--- Data entries ---

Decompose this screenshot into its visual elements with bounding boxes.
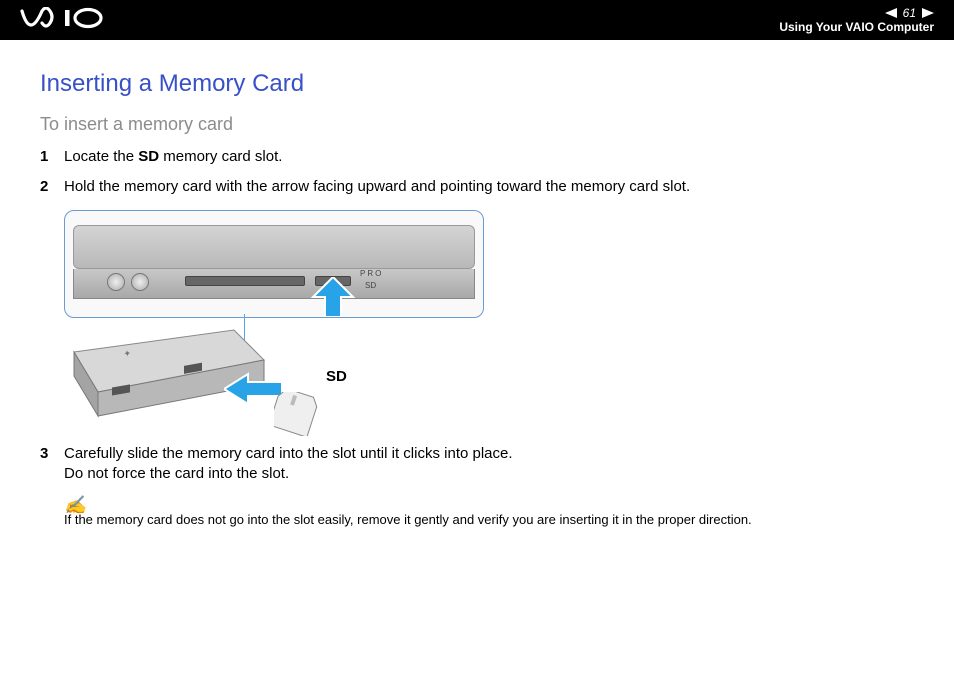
device-perspective-view: ✦ SD xyxy=(64,322,484,432)
sd-callout-label: SD xyxy=(326,368,347,385)
steps-list: 1 Locate the SD memory card slot. 2 Hold… xyxy=(40,147,914,198)
step-text-line2: Do not force the card into the slot. xyxy=(64,465,289,482)
vaio-logo xyxy=(20,7,120,34)
step-text: Locate the SD memory card slot. xyxy=(64,147,282,167)
pro-slot-label: PRO xyxy=(360,269,383,278)
memorystick-slot xyxy=(185,276,305,286)
audio-port-icon xyxy=(131,273,149,291)
device-lid xyxy=(73,225,475,269)
step-number: 3 xyxy=(40,444,64,485)
note-text: If the memory card does not go into the … xyxy=(64,512,914,527)
step-1: 1 Locate the SD memory card slot. xyxy=(40,147,914,167)
page-title: Inserting a Memory Card xyxy=(40,70,914,98)
step-text-line1: Carefully slide the memory card into the… xyxy=(64,445,513,462)
page-content: Inserting a Memory Card To insert a memo… xyxy=(0,40,954,547)
insert-arrow-up-icon xyxy=(309,277,357,318)
steps-list-cont: 3 Carefully slide the memory card into t… xyxy=(40,444,914,485)
step-text-post: memory card slot. xyxy=(159,148,282,165)
vaio-logo-svg xyxy=(20,7,120,29)
next-page-arrow-icon[interactable] xyxy=(922,8,934,18)
page-subtitle: To insert a memory card xyxy=(40,114,914,135)
diagram-block: PRO SD ✦ xyxy=(64,210,914,432)
step-text: Carefully slide the memory card into the… xyxy=(64,444,513,485)
audio-port-icon xyxy=(107,273,125,291)
header-bar: 61 Using Your VAIO Computer xyxy=(0,0,954,40)
note-icon: ✍ xyxy=(64,498,914,512)
step-text-pre: Locate the xyxy=(64,148,138,165)
prev-page-arrow-icon[interactable] xyxy=(885,8,897,18)
device-side-view: PRO SD xyxy=(64,210,484,318)
step-2: 2 Hold the memory card with the arrow fa… xyxy=(40,177,914,197)
step-text: Hold the memory card with the arrow faci… xyxy=(64,177,690,197)
section-label: Using Your VAIO Computer xyxy=(779,20,934,34)
page-nav: 61 xyxy=(885,6,934,20)
sd-card-icon xyxy=(274,392,318,436)
page-number: 61 xyxy=(903,6,916,20)
step-3: 3 Carefully slide the memory card into t… xyxy=(40,444,914,485)
step-number: 2 xyxy=(40,177,64,197)
header-right: 61 Using Your VAIO Computer xyxy=(779,6,934,34)
step-text-bold: SD xyxy=(138,148,159,165)
sd-slot-label: SD xyxy=(365,281,376,290)
step-number: 1 xyxy=(40,147,64,167)
note-block: ✍ If the memory card does not go into th… xyxy=(64,498,914,527)
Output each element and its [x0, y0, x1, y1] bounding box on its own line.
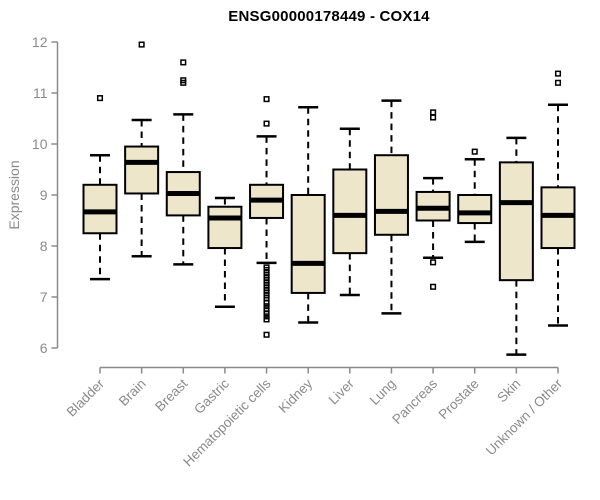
outlier-point-prostate	[471, 148, 478, 155]
y-tick-label-12: 12	[32, 34, 48, 50]
outlier-point-hematopoietic-cells	[263, 300, 270, 307]
y-tick-label-8: 8	[40, 238, 48, 254]
box-brain	[124, 145, 160, 195]
x-tick-label-bladder: Bladder	[64, 376, 108, 420]
outlier-point-breast	[180, 59, 187, 66]
outlier-point-hematopoietic-cells	[263, 120, 270, 127]
x-tick-label-liver: Liver	[326, 376, 358, 408]
box-gastric	[207, 205, 243, 250]
x-tick-label-gastric: Gastric	[191, 376, 232, 417]
y-tick-label-9: 9	[40, 187, 48, 203]
box-lung	[373, 154, 409, 236]
outlier-point-pancreas	[430, 283, 437, 290]
x-tick-label-lung: Lung	[367, 376, 399, 408]
box-kidney	[290, 194, 326, 294]
x-tick-label-kidney: Kidney	[276, 376, 316, 416]
outlier-point-hematopoietic-cells	[263, 331, 270, 338]
outlier-point-breast	[180, 79, 187, 86]
outlier-point-unknown-other	[554, 79, 562, 86]
outlier-point-pancreas	[430, 109, 437, 116]
outlier-point-bladder	[96, 95, 104, 102]
box-liver	[332, 168, 368, 255]
x-tick-label-unknown-other: Unknown / Other	[483, 376, 566, 459]
box-skin	[498, 161, 534, 282]
y-tick-label-10: 10	[32, 136, 48, 152]
y-tick-label-11: 11	[33, 85, 48, 101]
x-tick-label-prostate: Prostate	[436, 376, 482, 422]
box-prostate	[457, 194, 493, 225]
outlier-point-pancreas	[430, 259, 437, 266]
y-tick-label-7: 7	[40, 289, 48, 305]
y-tick-label-6: 6	[40, 340, 48, 356]
outlier-point-pancreas	[430, 114, 437, 121]
outlier-point-hematopoietic-cells	[263, 303, 270, 310]
outlier-point-hematopoietic-cells	[263, 310, 270, 317]
outlier-point-hematopoietic-cells	[263, 313, 270, 320]
x-tick-label-brain: Brain	[116, 376, 149, 409]
outlier-point-unknown-other	[554, 70, 562, 77]
outlier-point-hematopoietic-cells	[263, 316, 270, 323]
outlier-point-hematopoietic-cells	[263, 96, 270, 103]
box-bladder	[82, 183, 118, 235]
chart-title: ENSG00000178449 - COX14	[228, 8, 430, 25]
x-tick-label-skin: Skin	[494, 376, 523, 405]
x-tick-label-breast: Breast	[152, 376, 190, 414]
x-tick-label-pancreas: Pancreas	[389, 376, 440, 427]
outlier-point-brain	[138, 41, 145, 48]
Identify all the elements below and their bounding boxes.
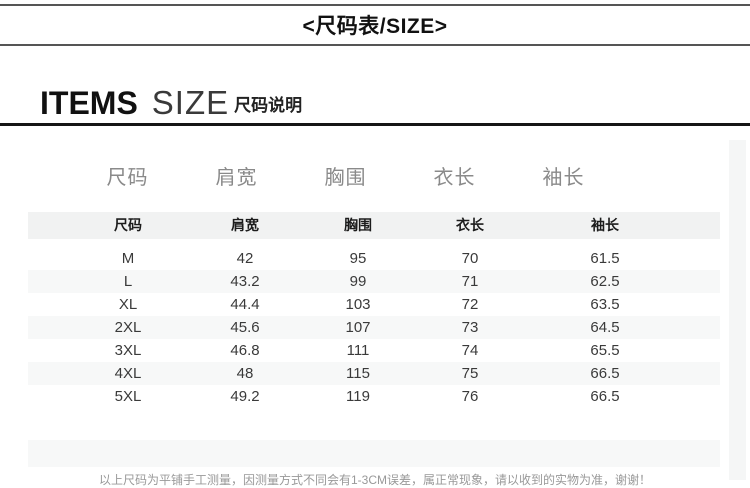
measurement-label: 衣长 bbox=[433, 167, 476, 189]
table-cell: 119 bbox=[346, 388, 370, 405]
table-row: 4XL 48 115 75 66.5 bbox=[28, 362, 720, 385]
measurement-label: 肩宽 bbox=[215, 167, 258, 189]
table-header-cell: 胸围 bbox=[344, 217, 372, 233]
measurement-label: 袖长 bbox=[542, 167, 585, 189]
table-row: L 43.2 99 71 62.5 bbox=[28, 270, 720, 293]
table-cell: 44.4 bbox=[230, 296, 260, 313]
table-cell: 107 bbox=[345, 319, 371, 336]
table-header-row: 尺码 肩宽 胸围 衣长 袖长 bbox=[28, 212, 720, 239]
table-cell: 4XL bbox=[114, 365, 142, 382]
divider-top bbox=[0, 4, 750, 6]
table-cell: M bbox=[121, 250, 135, 267]
section-header-size: SIZE bbox=[151, 84, 230, 121]
table-header-cell: 袖长 bbox=[591, 217, 619, 233]
footer-band bbox=[28, 440, 720, 467]
table-row: 3XL 46.8 111 74 65.5 bbox=[28, 339, 720, 362]
table-cell: 49.2 bbox=[230, 388, 260, 405]
table-cell: 2XL bbox=[114, 319, 142, 336]
table-cell: 76 bbox=[461, 388, 479, 405]
section-header-items: ITEMS bbox=[40, 85, 138, 121]
table-cell: 63.5 bbox=[590, 296, 620, 313]
table-cell: XL bbox=[118, 296, 138, 313]
table-cell: 66.5 bbox=[590, 365, 620, 382]
table-cell: 70 bbox=[461, 250, 479, 267]
table-cell: 66.5 bbox=[590, 388, 620, 405]
right-edge-shading bbox=[729, 140, 746, 480]
divider-thick bbox=[0, 123, 750, 126]
table-cell: 64.5 bbox=[590, 319, 620, 336]
table-cell: 71 bbox=[461, 273, 479, 290]
table-cell: L bbox=[123, 273, 133, 290]
table-header-cell: 尺码 bbox=[114, 217, 142, 233]
measurement-label-row: 尺码 肩宽 胸围 衣长 袖长 bbox=[73, 164, 618, 192]
table-cell: 111 bbox=[346, 342, 370, 359]
table-cell: 95 bbox=[349, 250, 367, 267]
table-row: 5XL 49.2 119 76 66.5 bbox=[28, 385, 720, 408]
section-header-subtitle: 尺码说明 bbox=[234, 96, 303, 115]
table-cell: 42 bbox=[236, 250, 254, 267]
size-table: 尺码 肩宽 胸围 衣长 袖长 M 42 95 70 61.5 L 43.2 99 71 62.5 XL 44.4… bbox=[28, 212, 720, 408]
table-row: XL 44.4 103 72 63.5 bbox=[28, 293, 720, 316]
table-cell: 43.2 bbox=[230, 273, 260, 290]
table-cell: 5XL bbox=[114, 388, 142, 405]
table-header-cell: 衣长 bbox=[456, 217, 484, 233]
table-cell: 115 bbox=[346, 365, 370, 382]
table-cell: 45.6 bbox=[230, 319, 260, 336]
section-header: ITEMS SIZE 尺码说明 bbox=[40, 82, 303, 121]
measurement-label: 胸围 bbox=[324, 167, 367, 189]
page-title: <尺码表/SIZE> bbox=[302, 15, 448, 38]
table-row: M 42 95 70 61.5 bbox=[28, 247, 720, 270]
measurement-label: 尺码 bbox=[106, 167, 149, 189]
table-cell: 72 bbox=[461, 296, 479, 313]
table-cell: 75 bbox=[461, 365, 479, 382]
table-cell: 61.5 bbox=[590, 250, 620, 267]
divider-under-title bbox=[0, 44, 750, 46]
table-row: 2XL 45.6 107 73 64.5 bbox=[28, 316, 720, 339]
table-header-cell: 肩宽 bbox=[231, 217, 259, 233]
table-cell: 46.8 bbox=[230, 342, 260, 359]
table-cell: 99 bbox=[349, 273, 367, 290]
table-cell: 48 bbox=[236, 365, 254, 382]
table-cell: 65.5 bbox=[590, 342, 620, 359]
table-cell: 62.5 bbox=[590, 273, 620, 290]
table-cell: 103 bbox=[345, 296, 371, 313]
table-cell: 74 bbox=[461, 342, 479, 359]
table-cell: 3XL bbox=[114, 342, 142, 359]
table-cell: 73 bbox=[461, 319, 479, 336]
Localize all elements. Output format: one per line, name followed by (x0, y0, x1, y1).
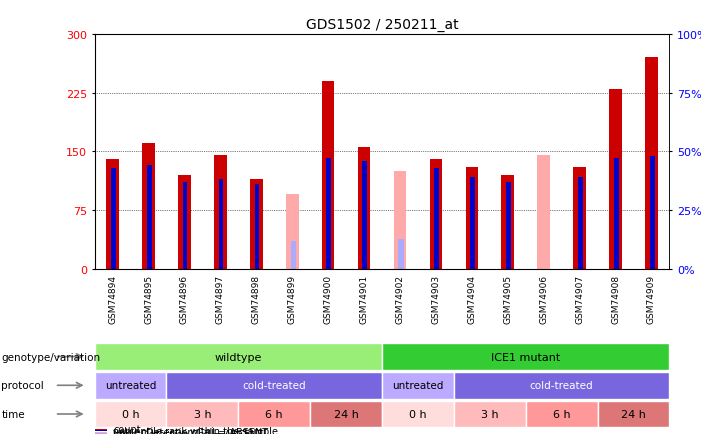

---

Retype the lines of data from the line that contains "measurement-label: 衣长 bbox=[433, 167, 476, 189]" through the line that contains "table-row: 3XL 46.8", including both of those lines.

## Complete answer:
measurement-label: 衣长 bbox=[433, 167, 476, 189]
table-cell: 119 bbox=[346, 388, 370, 405]
table-row: 4XL 48 115 75 66.5 bbox=[28, 362, 720, 385]
measurement-label: 肩宽 bbox=[215, 167, 258, 189]
table-header-cell: 胸围 bbox=[344, 217, 372, 233]
measurement-label: 袖长 bbox=[542, 167, 585, 189]
table-row: L 43.2 99 71 62.5 bbox=[28, 270, 720, 293]
table-cell: 44.4 bbox=[230, 296, 260, 313]
table-cell: 107 bbox=[345, 319, 371, 336]
table-header-row: 尺码 肩宽 胸围 衣长 袖长 bbox=[28, 212, 720, 239]
table-cell: 4XL bbox=[114, 365, 142, 382]
divider-top bbox=[0, 4, 750, 6]
table-cell: M bbox=[121, 250, 135, 267]
section-header-size: SIZE bbox=[151, 84, 230, 121]
table-header-cell: 袖长 bbox=[591, 217, 619, 233]
footer-band bbox=[28, 440, 720, 467]
table-row: 3XL 46.8 111 74 65.5 bbox=[28, 339, 720, 362]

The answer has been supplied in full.